| WRITTEN PROBLEM |
Tally how many lines of these entries hold the string "SWOT". Return the number alone.

::::::

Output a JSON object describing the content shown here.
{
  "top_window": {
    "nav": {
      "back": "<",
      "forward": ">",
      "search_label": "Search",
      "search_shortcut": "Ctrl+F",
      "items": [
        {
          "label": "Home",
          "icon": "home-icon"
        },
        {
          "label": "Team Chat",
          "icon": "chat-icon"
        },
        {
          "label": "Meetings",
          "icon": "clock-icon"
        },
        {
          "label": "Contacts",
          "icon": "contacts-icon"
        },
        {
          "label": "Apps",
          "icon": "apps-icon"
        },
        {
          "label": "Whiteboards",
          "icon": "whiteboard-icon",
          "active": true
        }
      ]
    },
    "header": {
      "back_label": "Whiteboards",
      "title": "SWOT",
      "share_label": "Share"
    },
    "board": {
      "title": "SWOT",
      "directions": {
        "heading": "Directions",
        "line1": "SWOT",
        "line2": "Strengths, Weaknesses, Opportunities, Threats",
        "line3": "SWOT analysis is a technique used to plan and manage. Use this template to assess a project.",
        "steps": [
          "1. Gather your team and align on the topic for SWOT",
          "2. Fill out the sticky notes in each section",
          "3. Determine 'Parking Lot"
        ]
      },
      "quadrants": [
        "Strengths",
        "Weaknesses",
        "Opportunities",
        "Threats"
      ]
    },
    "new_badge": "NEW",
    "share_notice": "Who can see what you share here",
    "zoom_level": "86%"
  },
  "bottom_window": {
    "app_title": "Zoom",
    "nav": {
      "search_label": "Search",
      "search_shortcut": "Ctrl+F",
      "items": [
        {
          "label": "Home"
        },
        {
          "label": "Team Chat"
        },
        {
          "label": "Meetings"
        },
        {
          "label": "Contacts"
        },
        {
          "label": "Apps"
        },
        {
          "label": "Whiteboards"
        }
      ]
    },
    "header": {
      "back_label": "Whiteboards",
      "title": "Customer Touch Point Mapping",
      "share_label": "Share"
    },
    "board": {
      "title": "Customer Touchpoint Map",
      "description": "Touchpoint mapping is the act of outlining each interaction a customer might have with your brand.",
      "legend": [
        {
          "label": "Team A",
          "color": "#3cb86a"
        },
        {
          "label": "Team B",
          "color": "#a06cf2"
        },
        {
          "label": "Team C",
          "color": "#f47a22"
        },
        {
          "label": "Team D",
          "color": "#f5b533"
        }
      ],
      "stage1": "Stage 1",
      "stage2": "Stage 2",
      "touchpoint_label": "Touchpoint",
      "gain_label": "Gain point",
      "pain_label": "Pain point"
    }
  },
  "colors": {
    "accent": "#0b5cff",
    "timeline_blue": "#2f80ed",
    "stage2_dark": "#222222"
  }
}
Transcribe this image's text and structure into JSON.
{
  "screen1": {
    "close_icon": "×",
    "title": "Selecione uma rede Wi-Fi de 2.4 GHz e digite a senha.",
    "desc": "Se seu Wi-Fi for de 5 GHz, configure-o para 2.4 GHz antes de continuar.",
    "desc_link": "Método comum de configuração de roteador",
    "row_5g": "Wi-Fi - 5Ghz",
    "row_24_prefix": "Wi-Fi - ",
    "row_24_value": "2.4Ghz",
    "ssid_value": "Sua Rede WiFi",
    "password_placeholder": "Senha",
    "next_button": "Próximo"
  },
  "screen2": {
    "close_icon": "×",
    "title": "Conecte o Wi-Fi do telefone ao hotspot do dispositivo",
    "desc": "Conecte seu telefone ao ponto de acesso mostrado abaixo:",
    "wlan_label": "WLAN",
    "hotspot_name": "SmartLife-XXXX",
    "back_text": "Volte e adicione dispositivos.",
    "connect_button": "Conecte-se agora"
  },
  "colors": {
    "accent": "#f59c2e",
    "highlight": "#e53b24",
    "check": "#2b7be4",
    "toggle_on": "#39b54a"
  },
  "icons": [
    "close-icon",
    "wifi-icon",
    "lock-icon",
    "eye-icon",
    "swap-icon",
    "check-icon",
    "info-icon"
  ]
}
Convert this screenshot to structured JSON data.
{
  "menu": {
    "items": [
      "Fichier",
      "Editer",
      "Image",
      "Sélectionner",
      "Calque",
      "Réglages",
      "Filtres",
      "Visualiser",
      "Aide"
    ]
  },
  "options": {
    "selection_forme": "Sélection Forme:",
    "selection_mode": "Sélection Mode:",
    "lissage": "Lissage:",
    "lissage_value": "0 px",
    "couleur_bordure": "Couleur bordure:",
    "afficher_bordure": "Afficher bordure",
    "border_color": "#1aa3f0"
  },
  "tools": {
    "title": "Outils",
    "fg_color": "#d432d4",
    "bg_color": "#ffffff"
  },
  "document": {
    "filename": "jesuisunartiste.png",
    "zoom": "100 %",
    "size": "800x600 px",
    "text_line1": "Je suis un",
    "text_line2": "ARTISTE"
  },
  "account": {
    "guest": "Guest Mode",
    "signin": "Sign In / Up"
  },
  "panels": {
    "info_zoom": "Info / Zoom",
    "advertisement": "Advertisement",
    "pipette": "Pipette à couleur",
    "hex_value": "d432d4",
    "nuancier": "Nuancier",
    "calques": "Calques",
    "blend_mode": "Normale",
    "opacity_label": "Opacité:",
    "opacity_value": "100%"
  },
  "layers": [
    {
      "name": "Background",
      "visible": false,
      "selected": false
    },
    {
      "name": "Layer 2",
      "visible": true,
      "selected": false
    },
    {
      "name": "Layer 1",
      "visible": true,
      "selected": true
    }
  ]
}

::::::

| TASK OUTPUT |
5